→ **Exercise**
Extract each line containing the string "saada".
======== Provided records
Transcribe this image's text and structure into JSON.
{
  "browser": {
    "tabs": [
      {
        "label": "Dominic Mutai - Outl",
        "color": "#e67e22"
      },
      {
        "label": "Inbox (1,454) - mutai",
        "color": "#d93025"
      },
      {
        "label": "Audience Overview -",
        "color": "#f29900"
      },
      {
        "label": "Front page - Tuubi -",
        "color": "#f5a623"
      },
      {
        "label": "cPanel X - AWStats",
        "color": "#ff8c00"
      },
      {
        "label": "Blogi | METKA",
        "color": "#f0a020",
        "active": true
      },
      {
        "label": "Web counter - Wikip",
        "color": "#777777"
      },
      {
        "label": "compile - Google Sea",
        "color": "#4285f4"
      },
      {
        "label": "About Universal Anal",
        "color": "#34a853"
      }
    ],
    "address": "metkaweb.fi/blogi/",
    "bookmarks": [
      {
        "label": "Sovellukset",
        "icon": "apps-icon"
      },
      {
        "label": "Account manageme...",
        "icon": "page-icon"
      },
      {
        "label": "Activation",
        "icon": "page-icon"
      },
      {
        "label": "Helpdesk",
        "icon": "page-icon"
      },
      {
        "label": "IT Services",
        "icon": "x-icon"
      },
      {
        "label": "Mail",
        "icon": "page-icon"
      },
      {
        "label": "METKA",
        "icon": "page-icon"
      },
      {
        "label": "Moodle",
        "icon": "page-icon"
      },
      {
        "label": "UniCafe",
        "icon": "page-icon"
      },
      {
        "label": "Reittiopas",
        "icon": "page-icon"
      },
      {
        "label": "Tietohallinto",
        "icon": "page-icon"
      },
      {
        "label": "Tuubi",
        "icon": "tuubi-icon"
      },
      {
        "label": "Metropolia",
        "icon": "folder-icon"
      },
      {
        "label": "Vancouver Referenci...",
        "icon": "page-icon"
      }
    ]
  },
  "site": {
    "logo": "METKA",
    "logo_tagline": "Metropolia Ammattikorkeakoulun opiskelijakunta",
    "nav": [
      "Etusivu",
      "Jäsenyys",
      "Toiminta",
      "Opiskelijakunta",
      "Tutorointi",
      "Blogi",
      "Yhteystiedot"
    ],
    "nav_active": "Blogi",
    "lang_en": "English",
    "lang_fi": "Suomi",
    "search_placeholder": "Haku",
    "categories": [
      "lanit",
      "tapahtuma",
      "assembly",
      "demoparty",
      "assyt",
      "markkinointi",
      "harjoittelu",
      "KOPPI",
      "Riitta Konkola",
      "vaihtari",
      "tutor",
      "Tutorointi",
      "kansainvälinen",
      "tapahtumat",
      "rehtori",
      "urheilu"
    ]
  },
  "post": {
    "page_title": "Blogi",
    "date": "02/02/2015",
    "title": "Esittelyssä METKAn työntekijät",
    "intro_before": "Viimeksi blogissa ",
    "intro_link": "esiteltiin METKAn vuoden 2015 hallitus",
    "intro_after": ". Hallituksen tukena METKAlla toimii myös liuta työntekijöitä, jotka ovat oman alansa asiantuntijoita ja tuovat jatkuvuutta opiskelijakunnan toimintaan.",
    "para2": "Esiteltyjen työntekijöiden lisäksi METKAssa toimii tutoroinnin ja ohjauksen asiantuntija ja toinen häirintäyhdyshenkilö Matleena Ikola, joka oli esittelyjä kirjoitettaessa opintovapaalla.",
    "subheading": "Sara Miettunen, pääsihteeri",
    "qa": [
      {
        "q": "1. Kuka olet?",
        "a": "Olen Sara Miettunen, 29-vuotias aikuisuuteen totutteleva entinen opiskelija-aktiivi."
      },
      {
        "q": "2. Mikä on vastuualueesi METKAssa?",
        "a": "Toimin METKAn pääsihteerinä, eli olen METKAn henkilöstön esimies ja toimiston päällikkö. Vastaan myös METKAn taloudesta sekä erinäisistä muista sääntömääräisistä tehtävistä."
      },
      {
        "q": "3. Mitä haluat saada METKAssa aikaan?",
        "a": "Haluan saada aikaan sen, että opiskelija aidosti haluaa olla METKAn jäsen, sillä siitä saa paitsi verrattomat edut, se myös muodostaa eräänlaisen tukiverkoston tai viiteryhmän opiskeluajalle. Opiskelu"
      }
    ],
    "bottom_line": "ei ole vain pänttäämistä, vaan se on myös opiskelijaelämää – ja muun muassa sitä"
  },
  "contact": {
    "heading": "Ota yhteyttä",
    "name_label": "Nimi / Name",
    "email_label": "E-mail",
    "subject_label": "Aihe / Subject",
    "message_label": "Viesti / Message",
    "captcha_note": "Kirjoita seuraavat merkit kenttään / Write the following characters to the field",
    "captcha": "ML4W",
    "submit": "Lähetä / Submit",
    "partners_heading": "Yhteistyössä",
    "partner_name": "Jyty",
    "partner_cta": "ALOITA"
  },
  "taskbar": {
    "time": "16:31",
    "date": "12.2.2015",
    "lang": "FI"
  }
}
================
→ **Task response**
        "q": "3. Mitä haluat saada METKAssa aikaan?",
        "a": "Haluan saada aikaan sen, että opiskelija aidosti haluaa olla METKAn jäsen, sillä siitä saa paitsi verrattomat edut, se myös muodostaa eräänlaisen tukiverkoston tai viiteryhmän opiskeluajalle. Opiskelu"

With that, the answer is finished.